-- START --

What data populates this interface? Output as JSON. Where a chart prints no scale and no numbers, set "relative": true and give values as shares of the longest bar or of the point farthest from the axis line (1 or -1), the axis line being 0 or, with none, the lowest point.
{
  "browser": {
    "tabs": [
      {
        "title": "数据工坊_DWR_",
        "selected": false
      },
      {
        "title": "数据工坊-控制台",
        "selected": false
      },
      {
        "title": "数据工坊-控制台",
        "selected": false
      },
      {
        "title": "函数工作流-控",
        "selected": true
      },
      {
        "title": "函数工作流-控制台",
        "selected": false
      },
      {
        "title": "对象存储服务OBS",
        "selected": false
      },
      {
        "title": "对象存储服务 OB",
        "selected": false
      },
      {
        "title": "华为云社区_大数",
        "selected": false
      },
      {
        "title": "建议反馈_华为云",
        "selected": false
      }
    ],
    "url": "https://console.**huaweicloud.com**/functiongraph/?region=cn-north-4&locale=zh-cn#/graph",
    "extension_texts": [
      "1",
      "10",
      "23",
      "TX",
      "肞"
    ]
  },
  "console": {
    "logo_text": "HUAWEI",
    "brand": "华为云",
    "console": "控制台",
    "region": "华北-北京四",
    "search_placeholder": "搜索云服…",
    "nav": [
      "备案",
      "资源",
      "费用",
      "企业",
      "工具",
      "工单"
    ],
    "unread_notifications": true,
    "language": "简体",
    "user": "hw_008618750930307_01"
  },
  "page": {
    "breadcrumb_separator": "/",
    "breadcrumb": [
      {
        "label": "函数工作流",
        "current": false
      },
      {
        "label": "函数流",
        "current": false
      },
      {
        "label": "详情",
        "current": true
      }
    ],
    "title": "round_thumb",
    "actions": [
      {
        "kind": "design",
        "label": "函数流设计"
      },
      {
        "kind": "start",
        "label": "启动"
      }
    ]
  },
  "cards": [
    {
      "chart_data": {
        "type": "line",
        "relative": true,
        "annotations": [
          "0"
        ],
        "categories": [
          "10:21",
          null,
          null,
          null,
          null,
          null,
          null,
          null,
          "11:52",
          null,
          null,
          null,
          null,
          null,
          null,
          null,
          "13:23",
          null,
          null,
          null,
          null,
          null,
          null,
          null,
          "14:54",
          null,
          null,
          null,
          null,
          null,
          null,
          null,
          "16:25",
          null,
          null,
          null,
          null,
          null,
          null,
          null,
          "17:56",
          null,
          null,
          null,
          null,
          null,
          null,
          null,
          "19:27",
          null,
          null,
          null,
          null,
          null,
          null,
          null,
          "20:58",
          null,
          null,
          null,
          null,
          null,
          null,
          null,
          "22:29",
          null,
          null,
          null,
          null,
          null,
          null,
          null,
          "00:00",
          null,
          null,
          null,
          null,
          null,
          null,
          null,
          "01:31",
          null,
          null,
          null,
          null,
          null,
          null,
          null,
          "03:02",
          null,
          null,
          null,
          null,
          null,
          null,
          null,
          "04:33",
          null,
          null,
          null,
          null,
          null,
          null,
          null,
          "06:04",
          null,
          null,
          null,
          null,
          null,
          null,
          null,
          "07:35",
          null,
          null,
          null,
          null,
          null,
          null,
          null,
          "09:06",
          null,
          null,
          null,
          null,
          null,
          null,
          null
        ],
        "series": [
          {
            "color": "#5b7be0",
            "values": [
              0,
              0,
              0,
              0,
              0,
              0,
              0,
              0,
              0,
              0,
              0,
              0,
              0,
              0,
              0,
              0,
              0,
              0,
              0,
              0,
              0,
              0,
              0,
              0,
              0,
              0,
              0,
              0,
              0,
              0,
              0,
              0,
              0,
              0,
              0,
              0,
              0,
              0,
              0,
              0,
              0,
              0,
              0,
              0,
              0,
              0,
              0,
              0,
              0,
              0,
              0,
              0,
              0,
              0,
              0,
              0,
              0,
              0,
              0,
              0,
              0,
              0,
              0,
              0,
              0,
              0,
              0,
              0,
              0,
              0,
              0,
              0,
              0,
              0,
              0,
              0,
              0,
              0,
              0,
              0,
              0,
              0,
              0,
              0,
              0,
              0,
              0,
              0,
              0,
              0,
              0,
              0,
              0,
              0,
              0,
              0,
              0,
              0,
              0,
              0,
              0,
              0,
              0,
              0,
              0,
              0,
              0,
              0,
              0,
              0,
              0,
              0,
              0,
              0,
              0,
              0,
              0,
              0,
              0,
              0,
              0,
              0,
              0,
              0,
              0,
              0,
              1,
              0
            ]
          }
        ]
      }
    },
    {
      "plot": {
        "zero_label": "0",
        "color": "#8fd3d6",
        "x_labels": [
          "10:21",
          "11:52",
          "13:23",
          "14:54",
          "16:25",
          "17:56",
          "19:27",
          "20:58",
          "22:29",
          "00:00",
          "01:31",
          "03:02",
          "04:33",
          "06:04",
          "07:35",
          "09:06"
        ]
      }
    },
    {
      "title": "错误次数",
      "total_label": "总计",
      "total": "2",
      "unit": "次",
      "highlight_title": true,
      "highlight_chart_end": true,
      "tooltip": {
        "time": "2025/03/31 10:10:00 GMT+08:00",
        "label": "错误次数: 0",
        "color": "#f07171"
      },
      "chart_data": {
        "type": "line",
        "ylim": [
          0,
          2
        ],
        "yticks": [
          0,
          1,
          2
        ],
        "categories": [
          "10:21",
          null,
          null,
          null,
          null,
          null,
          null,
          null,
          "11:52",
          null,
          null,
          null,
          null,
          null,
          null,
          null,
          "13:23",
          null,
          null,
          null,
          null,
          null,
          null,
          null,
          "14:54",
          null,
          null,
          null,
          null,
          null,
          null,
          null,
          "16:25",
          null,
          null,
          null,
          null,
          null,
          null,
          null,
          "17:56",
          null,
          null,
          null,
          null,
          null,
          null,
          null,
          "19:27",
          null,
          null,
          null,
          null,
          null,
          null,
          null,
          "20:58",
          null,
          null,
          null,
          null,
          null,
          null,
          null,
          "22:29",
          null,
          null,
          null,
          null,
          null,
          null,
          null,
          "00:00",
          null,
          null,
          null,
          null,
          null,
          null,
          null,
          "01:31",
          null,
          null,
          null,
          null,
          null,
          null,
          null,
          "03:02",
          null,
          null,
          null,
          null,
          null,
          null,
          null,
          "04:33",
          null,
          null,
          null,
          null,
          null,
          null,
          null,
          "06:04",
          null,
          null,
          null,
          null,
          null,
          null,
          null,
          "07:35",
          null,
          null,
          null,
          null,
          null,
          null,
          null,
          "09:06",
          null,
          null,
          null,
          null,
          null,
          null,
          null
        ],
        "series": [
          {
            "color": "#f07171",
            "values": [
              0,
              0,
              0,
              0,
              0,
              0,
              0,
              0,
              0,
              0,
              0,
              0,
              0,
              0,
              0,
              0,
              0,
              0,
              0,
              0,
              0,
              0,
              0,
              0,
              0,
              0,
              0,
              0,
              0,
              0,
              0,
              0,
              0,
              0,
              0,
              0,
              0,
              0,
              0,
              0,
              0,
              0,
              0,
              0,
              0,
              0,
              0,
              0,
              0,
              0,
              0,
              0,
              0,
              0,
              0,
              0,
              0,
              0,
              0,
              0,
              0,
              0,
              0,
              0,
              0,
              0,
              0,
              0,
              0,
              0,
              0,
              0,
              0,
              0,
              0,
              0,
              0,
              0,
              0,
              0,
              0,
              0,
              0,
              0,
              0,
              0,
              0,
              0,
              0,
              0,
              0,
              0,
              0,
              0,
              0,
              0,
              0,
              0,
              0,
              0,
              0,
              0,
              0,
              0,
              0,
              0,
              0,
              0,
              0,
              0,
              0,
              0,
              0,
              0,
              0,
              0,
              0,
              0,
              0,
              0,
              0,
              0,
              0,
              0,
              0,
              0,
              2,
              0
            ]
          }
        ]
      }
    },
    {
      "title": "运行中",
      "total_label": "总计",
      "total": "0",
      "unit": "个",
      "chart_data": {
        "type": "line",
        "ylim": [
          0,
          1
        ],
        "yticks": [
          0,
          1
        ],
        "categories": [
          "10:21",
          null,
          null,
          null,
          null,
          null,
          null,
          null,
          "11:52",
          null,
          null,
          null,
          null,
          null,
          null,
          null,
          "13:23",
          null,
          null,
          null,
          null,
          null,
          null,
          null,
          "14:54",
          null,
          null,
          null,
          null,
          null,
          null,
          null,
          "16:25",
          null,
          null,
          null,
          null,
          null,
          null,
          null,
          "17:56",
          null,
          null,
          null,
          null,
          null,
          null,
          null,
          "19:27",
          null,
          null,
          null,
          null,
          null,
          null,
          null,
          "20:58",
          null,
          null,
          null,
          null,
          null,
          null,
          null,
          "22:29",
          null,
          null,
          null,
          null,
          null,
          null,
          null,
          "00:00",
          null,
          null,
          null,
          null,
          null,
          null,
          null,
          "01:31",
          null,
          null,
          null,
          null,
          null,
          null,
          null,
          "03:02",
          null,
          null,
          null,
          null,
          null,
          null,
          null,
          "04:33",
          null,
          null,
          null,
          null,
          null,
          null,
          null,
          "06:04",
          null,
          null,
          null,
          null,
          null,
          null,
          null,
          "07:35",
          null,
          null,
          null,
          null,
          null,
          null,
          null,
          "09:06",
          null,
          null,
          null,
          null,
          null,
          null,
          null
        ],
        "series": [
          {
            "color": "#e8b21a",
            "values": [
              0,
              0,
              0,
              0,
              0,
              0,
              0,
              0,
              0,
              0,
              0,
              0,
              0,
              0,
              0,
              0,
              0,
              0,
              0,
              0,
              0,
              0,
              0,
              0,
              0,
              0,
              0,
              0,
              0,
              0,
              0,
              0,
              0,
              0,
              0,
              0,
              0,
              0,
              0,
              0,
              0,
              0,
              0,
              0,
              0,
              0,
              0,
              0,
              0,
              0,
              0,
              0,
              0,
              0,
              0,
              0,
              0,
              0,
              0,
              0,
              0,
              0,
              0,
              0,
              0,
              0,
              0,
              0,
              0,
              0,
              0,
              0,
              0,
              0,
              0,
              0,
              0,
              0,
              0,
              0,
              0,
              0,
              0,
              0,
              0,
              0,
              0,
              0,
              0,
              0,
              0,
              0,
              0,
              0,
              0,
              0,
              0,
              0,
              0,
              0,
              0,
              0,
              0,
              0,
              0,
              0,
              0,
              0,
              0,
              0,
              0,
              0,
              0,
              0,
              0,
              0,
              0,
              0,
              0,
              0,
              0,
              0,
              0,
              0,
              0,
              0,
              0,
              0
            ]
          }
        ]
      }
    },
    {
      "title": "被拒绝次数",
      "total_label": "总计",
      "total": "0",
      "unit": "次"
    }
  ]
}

-- END --

▶ _PROBLEM TO SOLVE_: Pull out every line of the entries that includes the word "函数工作流".

▶ _SOLUTION FOR THIS TASK_:
        "title": "函数工作流-控",
        "title": "函数工作流-控制台",
        "label": "函数工作流",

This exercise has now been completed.